* _Objective_: Select the lines that contain "लगभग" and copy each of them.

[Extracted records]
-=-=-

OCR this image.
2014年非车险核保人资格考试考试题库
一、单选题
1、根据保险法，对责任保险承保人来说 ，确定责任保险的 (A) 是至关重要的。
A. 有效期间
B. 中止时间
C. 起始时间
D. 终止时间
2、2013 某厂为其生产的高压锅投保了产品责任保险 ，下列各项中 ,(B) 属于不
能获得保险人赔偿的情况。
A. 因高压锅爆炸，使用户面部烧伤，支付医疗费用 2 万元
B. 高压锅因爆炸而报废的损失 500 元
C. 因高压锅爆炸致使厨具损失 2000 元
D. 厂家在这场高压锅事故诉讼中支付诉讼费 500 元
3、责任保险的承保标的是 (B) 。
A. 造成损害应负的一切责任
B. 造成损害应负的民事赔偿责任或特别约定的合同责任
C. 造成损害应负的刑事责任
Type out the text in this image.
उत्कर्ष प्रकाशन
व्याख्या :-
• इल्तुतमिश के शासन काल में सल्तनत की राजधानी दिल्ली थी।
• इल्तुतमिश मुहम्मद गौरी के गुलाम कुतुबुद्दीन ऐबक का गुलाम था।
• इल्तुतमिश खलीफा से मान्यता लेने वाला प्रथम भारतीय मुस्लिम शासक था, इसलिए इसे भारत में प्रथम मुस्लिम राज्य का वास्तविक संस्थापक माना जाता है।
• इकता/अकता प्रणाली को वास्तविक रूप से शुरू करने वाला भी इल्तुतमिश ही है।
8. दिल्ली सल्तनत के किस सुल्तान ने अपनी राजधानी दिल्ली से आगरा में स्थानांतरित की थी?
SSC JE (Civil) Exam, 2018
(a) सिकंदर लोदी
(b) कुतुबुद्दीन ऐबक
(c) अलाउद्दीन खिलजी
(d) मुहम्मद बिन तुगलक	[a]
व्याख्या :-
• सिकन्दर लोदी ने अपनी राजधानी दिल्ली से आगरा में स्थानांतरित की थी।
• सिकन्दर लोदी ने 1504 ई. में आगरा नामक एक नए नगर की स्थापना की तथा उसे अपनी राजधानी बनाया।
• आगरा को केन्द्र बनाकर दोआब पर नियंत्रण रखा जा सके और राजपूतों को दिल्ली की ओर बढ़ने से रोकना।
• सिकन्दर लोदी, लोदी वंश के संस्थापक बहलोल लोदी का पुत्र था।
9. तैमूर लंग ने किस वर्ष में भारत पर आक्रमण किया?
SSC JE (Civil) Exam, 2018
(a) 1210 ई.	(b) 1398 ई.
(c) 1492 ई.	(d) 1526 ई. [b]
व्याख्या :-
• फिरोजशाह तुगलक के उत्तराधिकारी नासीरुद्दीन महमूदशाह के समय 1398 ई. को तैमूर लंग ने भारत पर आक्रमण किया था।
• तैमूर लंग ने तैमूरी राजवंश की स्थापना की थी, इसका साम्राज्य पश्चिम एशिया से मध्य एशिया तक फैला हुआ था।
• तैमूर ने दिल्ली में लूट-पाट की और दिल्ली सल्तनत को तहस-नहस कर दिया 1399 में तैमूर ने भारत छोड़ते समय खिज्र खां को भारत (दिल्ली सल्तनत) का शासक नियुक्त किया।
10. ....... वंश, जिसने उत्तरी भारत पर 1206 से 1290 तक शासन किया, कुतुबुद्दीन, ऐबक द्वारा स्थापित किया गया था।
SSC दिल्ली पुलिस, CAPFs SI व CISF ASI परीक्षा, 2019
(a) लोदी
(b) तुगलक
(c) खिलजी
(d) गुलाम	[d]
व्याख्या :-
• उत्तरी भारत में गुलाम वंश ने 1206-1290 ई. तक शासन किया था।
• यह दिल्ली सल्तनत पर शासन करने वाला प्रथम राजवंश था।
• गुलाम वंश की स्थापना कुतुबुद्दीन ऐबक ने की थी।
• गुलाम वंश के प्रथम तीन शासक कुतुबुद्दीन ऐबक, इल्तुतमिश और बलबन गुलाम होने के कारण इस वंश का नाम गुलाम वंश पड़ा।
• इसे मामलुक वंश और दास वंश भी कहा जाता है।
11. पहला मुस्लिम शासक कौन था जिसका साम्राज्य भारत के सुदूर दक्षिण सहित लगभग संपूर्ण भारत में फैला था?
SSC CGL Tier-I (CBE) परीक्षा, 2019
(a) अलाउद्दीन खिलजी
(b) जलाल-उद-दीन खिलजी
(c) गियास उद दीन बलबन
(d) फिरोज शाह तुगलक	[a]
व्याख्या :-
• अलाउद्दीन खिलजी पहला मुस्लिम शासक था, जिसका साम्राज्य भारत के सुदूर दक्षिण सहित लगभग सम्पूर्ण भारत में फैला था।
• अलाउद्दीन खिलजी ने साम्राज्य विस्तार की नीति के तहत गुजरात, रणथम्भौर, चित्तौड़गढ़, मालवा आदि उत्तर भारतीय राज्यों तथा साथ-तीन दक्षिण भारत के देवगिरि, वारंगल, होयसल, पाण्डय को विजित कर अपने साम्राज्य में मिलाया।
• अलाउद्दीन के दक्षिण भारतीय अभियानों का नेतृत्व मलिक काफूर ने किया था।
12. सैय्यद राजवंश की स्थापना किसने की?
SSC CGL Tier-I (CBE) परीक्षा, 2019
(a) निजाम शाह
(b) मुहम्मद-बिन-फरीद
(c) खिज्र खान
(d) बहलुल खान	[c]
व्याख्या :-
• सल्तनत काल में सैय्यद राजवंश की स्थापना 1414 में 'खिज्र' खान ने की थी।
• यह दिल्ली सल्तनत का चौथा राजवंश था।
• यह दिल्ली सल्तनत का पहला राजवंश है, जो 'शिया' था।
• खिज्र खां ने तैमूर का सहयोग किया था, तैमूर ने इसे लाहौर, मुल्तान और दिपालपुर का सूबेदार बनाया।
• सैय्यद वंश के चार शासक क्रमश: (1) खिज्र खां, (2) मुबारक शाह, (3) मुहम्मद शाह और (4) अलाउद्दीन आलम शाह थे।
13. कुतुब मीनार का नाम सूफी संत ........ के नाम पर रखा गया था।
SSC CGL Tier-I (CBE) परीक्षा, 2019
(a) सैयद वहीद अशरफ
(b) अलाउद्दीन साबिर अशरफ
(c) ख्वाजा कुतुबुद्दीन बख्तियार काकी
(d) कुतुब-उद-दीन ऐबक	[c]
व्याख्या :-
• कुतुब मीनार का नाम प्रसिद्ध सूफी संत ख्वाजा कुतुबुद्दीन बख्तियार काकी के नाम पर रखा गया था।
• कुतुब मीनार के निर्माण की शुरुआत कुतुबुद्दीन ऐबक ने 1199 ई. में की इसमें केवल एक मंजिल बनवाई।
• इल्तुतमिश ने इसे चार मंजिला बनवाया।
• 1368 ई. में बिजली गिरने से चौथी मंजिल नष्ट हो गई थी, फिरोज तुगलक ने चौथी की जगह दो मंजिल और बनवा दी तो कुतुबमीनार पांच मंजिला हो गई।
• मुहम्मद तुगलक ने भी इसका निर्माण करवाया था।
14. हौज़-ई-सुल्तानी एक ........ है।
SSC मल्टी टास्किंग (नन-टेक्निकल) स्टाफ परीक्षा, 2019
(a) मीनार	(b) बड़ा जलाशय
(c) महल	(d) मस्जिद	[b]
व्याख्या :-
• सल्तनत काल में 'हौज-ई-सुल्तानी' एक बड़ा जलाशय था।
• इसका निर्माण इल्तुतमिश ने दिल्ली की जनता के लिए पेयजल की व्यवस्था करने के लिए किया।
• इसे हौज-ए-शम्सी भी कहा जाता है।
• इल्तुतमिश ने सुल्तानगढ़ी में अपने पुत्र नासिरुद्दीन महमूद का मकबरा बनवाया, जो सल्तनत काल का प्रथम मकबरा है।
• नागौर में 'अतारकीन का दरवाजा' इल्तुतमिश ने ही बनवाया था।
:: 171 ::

-=-=-

* _Solved exercise_:
11. पहला मुस्लिम शासक कौन था जिसका साम्राज्य भारत के सुदूर दक्षिण सहित लगभग संपूर्ण भारत में फैला था?
• अलाउद्दीन खिलजी पहला मुस्लिम शासक था, जिसका साम्राज्य भारत के सुदूर दक्षिण सहित लगभग सम्पूर्ण भारत में फैला था।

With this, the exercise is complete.